··· PROVIDED RECORDS ···

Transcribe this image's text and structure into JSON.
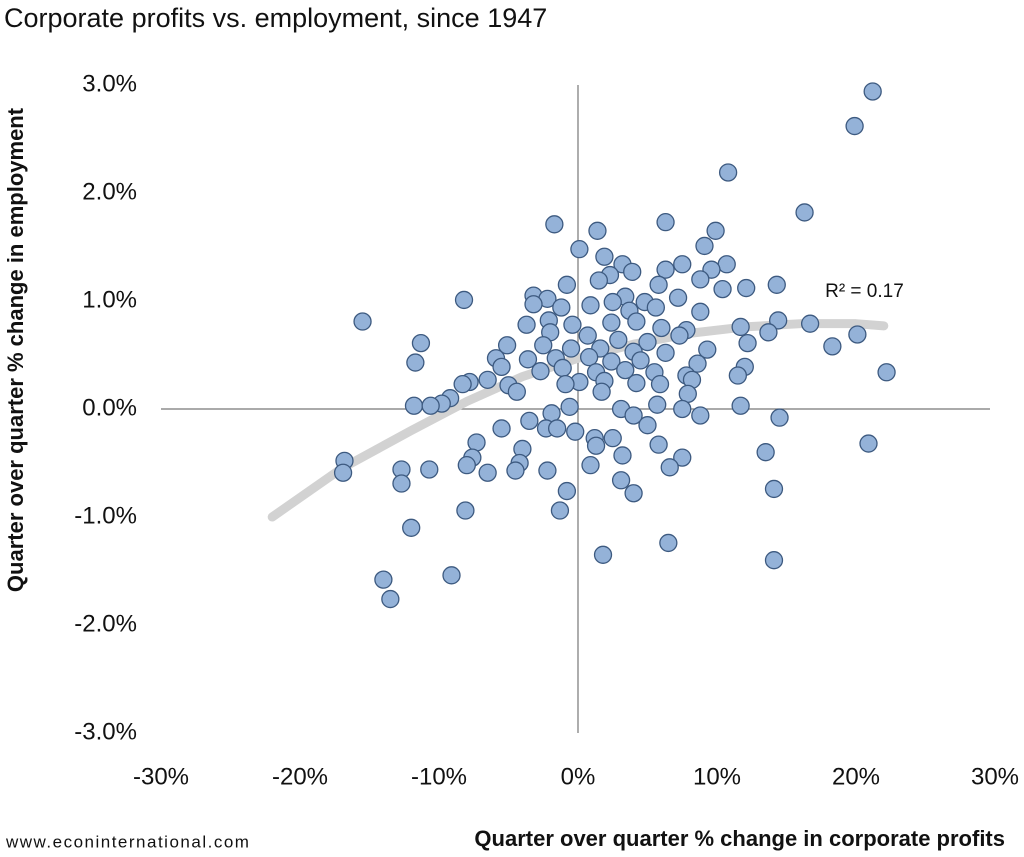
{
  "chart_data": {
    "type": "scatter",
    "title": "Corporate profits vs. employment, since 1947",
    "x_label": "Quarter over quarter % change in corporate profits",
    "y_label": "Quarter over quarter % change in employment",
    "source": "www.econinternational.com",
    "annotation": "R² = 0.17",
    "color": "#94b2d8",
    "x": [
      21.2,
      19.9,
      10.8,
      16.3,
      6.3,
      -1.7,
      1.4,
      9.9,
      0.1,
      1.9,
      9.1,
      3.2,
      7.5,
      10.7,
      9.6,
      3.9,
      2.3,
      6.3,
      8.8,
      1.5,
      5.8,
      14.3,
      10.4,
      -0.8,
      12.1,
      -3.2,
      -8.2,
      -2.2,
      3.4,
      7.2,
      4.8,
      2.5,
      -3.2,
      -1.2,
      0.9,
      3.7,
      5.6,
      8.8,
      -15.5,
      4.2,
      -2.1,
      -3.7,
      -0.4,
      2.4,
      6.0,
      7.8,
      14.4,
      16.7,
      13.7,
      11.7,
      -11.3,
      -5.1,
      -2.0,
      0.7,
      2.9,
      5.0,
      7.3,
      18.3,
      20.1,
      12.2,
      9.3,
      -2.5,
      -0.5,
      1.6,
      4.0,
      6.3,
      -5.9,
      -11.7,
      -3.6,
      -1.6,
      0.8,
      2.4,
      4.5,
      8.6,
      12.0,
      -5.5,
      -2.7,
      -1.1,
      1.3,
      3.4,
      5.5,
      7.8,
      11.5,
      22.2,
      -7.8,
      -6.5,
      -8.3,
      -5.0,
      0.1,
      -0.9,
      1.9,
      4.2,
      5.9,
      8.2,
      -4.4,
      -9.2,
      -9.8,
      -11.8,
      -10.6,
      1.7,
      7.9,
      11.7,
      -0.6,
      3.1,
      5.7,
      7.5,
      8.8,
      -1.9,
      4.0,
      5.0,
      -3.5,
      -5.5,
      -2.3,
      -1.5,
      -0.2,
      14.5,
      1.2,
      2.5,
      -7.3,
      -4.0,
      1.3,
      5.8,
      20.9,
      13.5,
      3.2,
      7.5,
      -7.6,
      -16.8,
      -4.2,
      -8.0,
      0.9,
      6.6,
      -16.9,
      -12.7,
      -10.7,
      -6.5,
      -2.2,
      -4.5,
      3.1,
      4.0,
      -12.7,
      -0.8,
      14.1,
      -8.1,
      -1.3,
      -12.0,
      6.5,
      1.8,
      14.1,
      -9.1,
      -14.0,
      -13.5
    ],
    "values": [
      2.94,
      2.62,
      2.19,
      1.82,
      1.73,
      1.71,
      1.65,
      1.65,
      1.48,
      1.41,
      1.51,
      1.34,
      1.34,
      1.34,
      1.29,
      1.27,
      1.24,
      1.29,
      1.2,
      1.19,
      1.15,
      1.15,
      1.11,
      1.15,
      1.12,
      1.05,
      1.01,
      1.02,
      1.04,
      1.03,
      0.99,
      0.99,
      0.97,
      0.94,
      0.96,
      0.91,
      0.94,
      0.9,
      0.81,
      0.81,
      0.82,
      0.78,
      0.78,
      0.8,
      0.75,
      0.73,
      0.82,
      0.79,
      0.71,
      0.76,
      0.61,
      0.59,
      0.71,
      0.68,
      0.64,
      0.62,
      0.68,
      0.58,
      0.69,
      0.61,
      0.55,
      0.59,
      0.56,
      0.56,
      0.53,
      0.52,
      0.47,
      0.43,
      0.46,
      0.47,
      0.48,
      0.44,
      0.45,
      0.42,
      0.39,
      0.39,
      0.35,
      0.38,
      0.34,
      0.36,
      0.34,
      0.31,
      0.31,
      0.34,
      0.25,
      0.27,
      0.23,
      0.22,
      0.25,
      0.23,
      0.26,
      0.24,
      0.23,
      0.27,
      0.16,
      0.1,
      0.05,
      0.03,
      0.03,
      0.16,
      0.14,
      0.03,
      0.02,
      0.0,
      0.04,
      0.0,
      -0.06,
      -0.04,
      -0.06,
      -0.15,
      -0.11,
      -0.18,
      -0.18,
      -0.18,
      -0.21,
      -0.08,
      -0.27,
      -0.27,
      -0.31,
      -0.37,
      -0.34,
      -0.33,
      -0.32,
      -0.4,
      -0.43,
      -0.45,
      -0.45,
      -0.48,
      -0.5,
      -0.52,
      -0.52,
      -0.54,
      -0.59,
      -0.56,
      -0.56,
      -0.59,
      -0.57,
      -0.57,
      -0.66,
      -0.78,
      -0.69,
      -0.76,
      -0.74,
      -0.94,
      -0.94,
      -1.1,
      -1.24,
      -1.35,
      -1.4,
      -1.54,
      -1.58,
      -1.76
    ],
    "trendline": {
      "color": "#d2d2d2",
      "x": [
        -22,
        -17,
        -12,
        -8,
        -4,
        0,
        4,
        8,
        12,
        16,
        20,
        22
      ],
      "values": [
        -1.0,
        -0.55,
        -0.2,
        0.07,
        0.3,
        0.47,
        0.6,
        0.7,
        0.76,
        0.79,
        0.79,
        0.77
      ]
    },
    "xlim": [
      -30,
      30
    ],
    "xticks": [
      {
        "value": -30,
        "label": "-30%"
      },
      {
        "value": -20,
        "label": "-20%"
      },
      {
        "value": -10,
        "label": "-10%"
      },
      {
        "value": 0,
        "label": "0%"
      },
      {
        "value": 10,
        "label": "10%"
      },
      {
        "value": 20,
        "label": "20%"
      },
      {
        "value": 30,
        "label": "30%"
      }
    ],
    "ylim": [
      -3,
      3
    ],
    "yticks": [
      {
        "value": -3,
        "label": "-3.0%"
      },
      {
        "value": -2,
        "label": "-2.0%"
      },
      {
        "value": -1,
        "label": "-1.0%"
      },
      {
        "value": 0,
        "label": "0.0%"
      },
      {
        "value": 1,
        "label": "1.0%"
      },
      {
        "value": 2,
        "label": "2.0%"
      },
      {
        "value": 3,
        "label": "3.0%"
      }
    ],
    "grid": false
  }
}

···

* **YOUR TASK**: Take every line above carrying "change" and return it.

* **FINISHED EXERCISE**:
    "x_label": "Quarter over quarter % change in corporate profits",
    "y_label": "Quarter over quarter % change in employment",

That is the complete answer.